#### Task instructions
Please echo the lines starting at the one containing "menu-exibir[interactable]: Exibir bbox=[1024, 348, 1055, 361]" and ending at the one containing "quick-links-title: Quick Links", both included, exactly as they appear.
──────── Exercise materials ────────
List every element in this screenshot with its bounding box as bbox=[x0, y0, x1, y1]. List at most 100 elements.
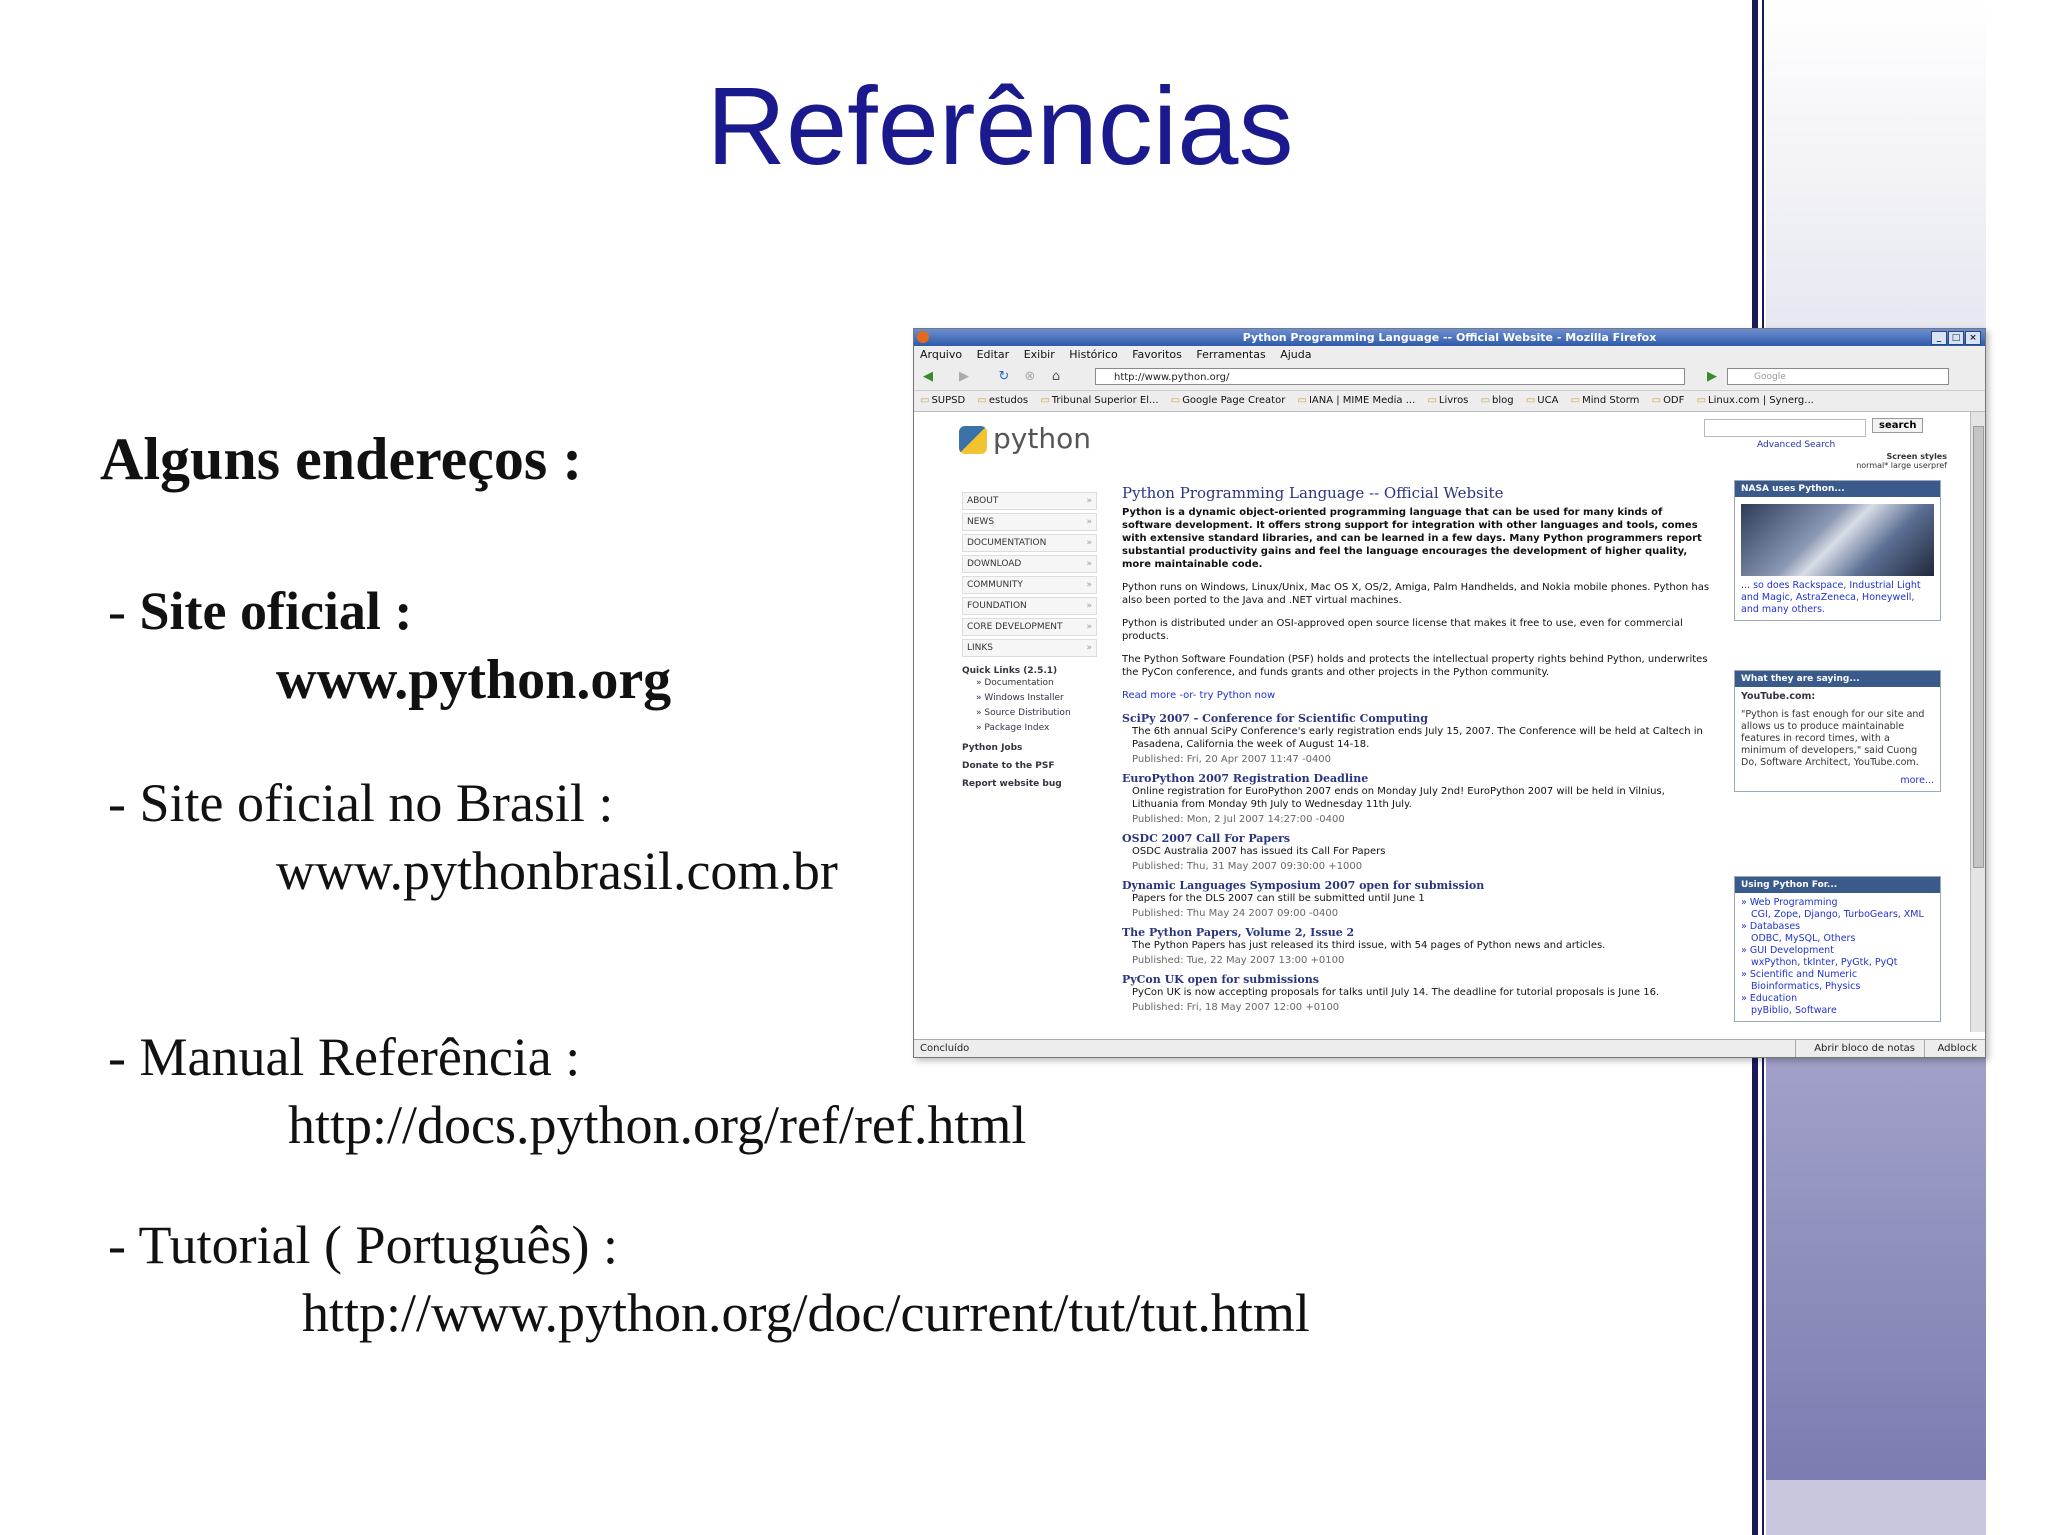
menu-exibir[interactable]: Exibir bbox=[1024, 348, 1055, 361]
paragraph: The Python Software Foundation (PSF) hol… bbox=[1122, 654, 1708, 678]
news-body: The Python Papers has just released its … bbox=[1132, 940, 1606, 951]
nav-community[interactable]: Community bbox=[962, 576, 1097, 594]
python-jobs-link[interactable]: Python Jobs bbox=[962, 742, 1097, 754]
url-bar[interactable]: http://www.python.org/ bbox=[1095, 368, 1685, 385]
nav-foundation[interactable]: Foundation bbox=[962, 597, 1097, 615]
quick-link[interactable]: » Source Distribution bbox=[962, 706, 1097, 721]
bookmark-item[interactable]: Linux.com | Synerg... bbox=[1697, 395, 1814, 406]
site-search-button[interactable]: search bbox=[1872, 418, 1924, 433]
scrollbar-thumb[interactable] bbox=[1973, 426, 1984, 868]
quick-links-title: Quick Links (2.5.1) bbox=[962, 666, 1058, 676]
news-date: Published: Tue, 22 May 2007 13:00 +0100 bbox=[1132, 955, 1345, 966]
news-date: Published: Thu, 31 May 2007 09:30:00 +10… bbox=[1132, 861, 1363, 872]
paragraph: Python is distributed under an OSI-appro… bbox=[1122, 618, 1683, 642]
status-text: Concluído bbox=[920, 1043, 970, 1054]
nav-links[interactable]: Links bbox=[962, 639, 1097, 657]
news-title[interactable]: EuroPython 2007 Registration Deadline bbox=[1122, 772, 1712, 785]
use-item[interactable]: » Education bbox=[1741, 993, 1934, 1005]
box-text[interactable]: ... so does Rackspace, Industrial Light … bbox=[1741, 580, 1934, 616]
nav-news[interactable]: News bbox=[962, 513, 1097, 531]
using-python-box: Using Python For... » Web Programming CG… bbox=[1734, 876, 1941, 1022]
bookmark-item[interactable]: estudos bbox=[977, 395, 1028, 406]
window-title: Python Programming Language -- Official … bbox=[1242, 331, 1657, 344]
use-item[interactable]: » Web Programming bbox=[1741, 897, 1934, 909]
go-icon[interactable]: ▶ bbox=[1704, 369, 1720, 385]
link-official-site[interactable]: www.python.org bbox=[276, 648, 671, 712]
adblock-button[interactable]: Adblock bbox=[1924, 1040, 1977, 1057]
intro-paragraph: Python is a dynamic object-oriented prog… bbox=[1122, 507, 1702, 570]
advanced-search-link[interactable]: Advanced Search bbox=[1757, 440, 1835, 450]
bookmark-item[interactable]: UCA bbox=[1526, 395, 1559, 406]
main-title: Python Programming Language -- Official … bbox=[1122, 484, 1504, 502]
news-title[interactable]: SciPy 2007 - Conference for Scientific C… bbox=[1122, 712, 1712, 725]
news-body: Online registration for EuroPython 2007 … bbox=[1132, 786, 1665, 810]
item-reference-manual: - Manual Referência : bbox=[108, 1027, 581, 1087]
menu-favoritos[interactable]: Favoritos bbox=[1132, 348, 1182, 361]
scrollbar[interactable] bbox=[1970, 412, 1985, 1032]
use-item[interactable]: CGI, Zope, Django, TurboGears, XML bbox=[1741, 909, 1934, 921]
forward-icon[interactable]: ▶ bbox=[956, 369, 972, 385]
minimize-icon[interactable]: _ bbox=[1931, 331, 1947, 345]
decoration-bottom bbox=[1766, 1480, 1986, 1535]
google-search-input[interactable]: Google bbox=[1727, 368, 1949, 385]
python-snake-icon bbox=[959, 426, 987, 454]
browser-title-bar: Python Programming Language -- Official … bbox=[914, 329, 1985, 346]
close-icon[interactable]: × bbox=[1965, 331, 1981, 345]
item-official-site: - Site oficial : bbox=[108, 581, 413, 641]
testimonial-text: "Python is fast enough for our site and … bbox=[1741, 709, 1925, 768]
bookmark-item[interactable]: ODF bbox=[1652, 395, 1685, 406]
quick-link[interactable]: » Windows Installer bbox=[962, 691, 1097, 706]
paragraph: Python runs on Windows, Linux/Unix, Mac … bbox=[1122, 582, 1710, 606]
use-item[interactable]: Bioinformatics, Physics bbox=[1741, 981, 1934, 993]
nav-about[interactable]: About bbox=[962, 492, 1097, 510]
back-icon[interactable]: ◀ bbox=[920, 369, 936, 385]
news-title[interactable]: OSDC 2007 Call For Papers bbox=[1122, 832, 1712, 845]
bookmark-item[interactable]: Google Page Creator bbox=[1171, 395, 1286, 406]
bookmark-item[interactable]: IANA | MIME Media ... bbox=[1298, 395, 1416, 406]
link-brazil-site[interactable]: www.pythonbrasil.com.br bbox=[276, 840, 838, 902]
site-search-input[interactable] bbox=[1704, 419, 1866, 437]
use-item[interactable]: » Databases bbox=[1741, 921, 1934, 933]
news-date: Published: Fri, 18 May 2007 12:00 +0100 bbox=[1132, 1002, 1340, 1013]
firefox-icon bbox=[917, 331, 929, 343]
nav-download[interactable]: Download bbox=[962, 555, 1097, 573]
news-title[interactable]: Dynamic Languages Symposium 2007 open fo… bbox=[1122, 879, 1712, 892]
more-link[interactable]: more... bbox=[1741, 775, 1934, 787]
news-body: Papers for the DLS 2007 can still be sub… bbox=[1132, 893, 1425, 904]
use-item[interactable]: ODBC, MySQL, Others bbox=[1741, 933, 1934, 945]
nav-core-development[interactable]: Core Development bbox=[962, 618, 1097, 636]
menu-ferramentas[interactable]: Ferramentas bbox=[1196, 348, 1265, 361]
donate-link[interactable]: Donate to the PSF bbox=[962, 760, 1097, 772]
item-tutorial: - Tutorial ( Português) : bbox=[108, 1215, 619, 1275]
use-item[interactable]: wxPython, tkInter, PyGtk, PyQt bbox=[1741, 957, 1934, 969]
reload-icon[interactable]: ↻ bbox=[996, 369, 1012, 385]
box-title: What they are saying... bbox=[1735, 671, 1940, 687]
use-item[interactable]: » Scientific and Numeric bbox=[1741, 969, 1934, 981]
bookmark-item[interactable]: Mind Storm bbox=[1571, 395, 1640, 406]
use-item[interactable]: pyBiblio, Software bbox=[1741, 1005, 1934, 1017]
quick-link[interactable]: » Documentation bbox=[962, 676, 1097, 691]
maximize-icon[interactable]: □ bbox=[1948, 331, 1964, 345]
notepad-button[interactable]: Abrir bloco de notas bbox=[1795, 1040, 1915, 1057]
quick-link[interactable]: » Package Index bbox=[962, 721, 1097, 736]
bookmark-item[interactable]: SUPSD bbox=[920, 395, 965, 406]
nav-documentation[interactable]: Documentation bbox=[962, 534, 1097, 552]
bookmark-item[interactable]: blog bbox=[1481, 395, 1514, 406]
use-item[interactable]: » GUI Development bbox=[1741, 945, 1934, 957]
news-title[interactable]: PyCon UK open for submissions bbox=[1122, 973, 1712, 986]
link-tutorial[interactable]: http://www.python.org/doc/current/tut/tu… bbox=[302, 1282, 1310, 1344]
news-title[interactable]: The Python Papers, Volume 2, Issue 2 bbox=[1122, 926, 1712, 939]
stop-icon[interactable]: ⊗ bbox=[1022, 369, 1038, 385]
menu-ajuda[interactable]: Ajuda bbox=[1280, 348, 1311, 361]
report-bug-link[interactable]: Report website bug bbox=[962, 778, 1097, 790]
link-reference-manual[interactable]: http://docs.python.org/ref/ref.html bbox=[288, 1094, 1026, 1156]
menu-arquivo[interactable]: Arquivo bbox=[920, 348, 962, 361]
box-title: Using Python For... bbox=[1735, 877, 1940, 893]
read-more-link[interactable]: Read more -or- try Python now bbox=[1122, 689, 1712, 702]
bookmark-item[interactable]: Tribunal Superior El... bbox=[1040, 395, 1158, 406]
astronaut-image bbox=[1741, 504, 1934, 576]
menu-historico[interactable]: Histórico bbox=[1069, 348, 1117, 361]
menu-editar[interactable]: Editar bbox=[977, 348, 1010, 361]
bookmark-item[interactable]: Livros bbox=[1427, 395, 1468, 406]
home-icon[interactable]: ⌂ bbox=[1048, 369, 1064, 385]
────────
#### Response to the task
menu-exibir[interactable]: Exibir bbox=[1024, 348, 1055, 361]
paragraph: The Python Software Foundation (PSF) hol… bbox=[1122, 654, 1708, 678]
news-body: The Python Papers has just released its … bbox=[1132, 940, 1606, 951]
nav-community[interactable]: Community bbox=[962, 576, 1097, 594]
python-jobs-link[interactable]: Python Jobs bbox=[962, 742, 1097, 754]
url-bar[interactable]: http://www.python.org/ bbox=[1095, 368, 1685, 385]
nav-foundation[interactable]: Foundation bbox=[962, 597, 1097, 615]
quick-link[interactable]: » Source Distribution bbox=[962, 706, 1097, 721]
bookmark-item[interactable]: Linux.com | Synerg... bbox=[1697, 395, 1814, 406]
site-search-button[interactable]: search bbox=[1872, 418, 1924, 433]
scrollbar-thumb[interactable] bbox=[1973, 426, 1984, 868]
quick-links-title: Quick Links (2.5.1) bbox=[962, 666, 1058, 676]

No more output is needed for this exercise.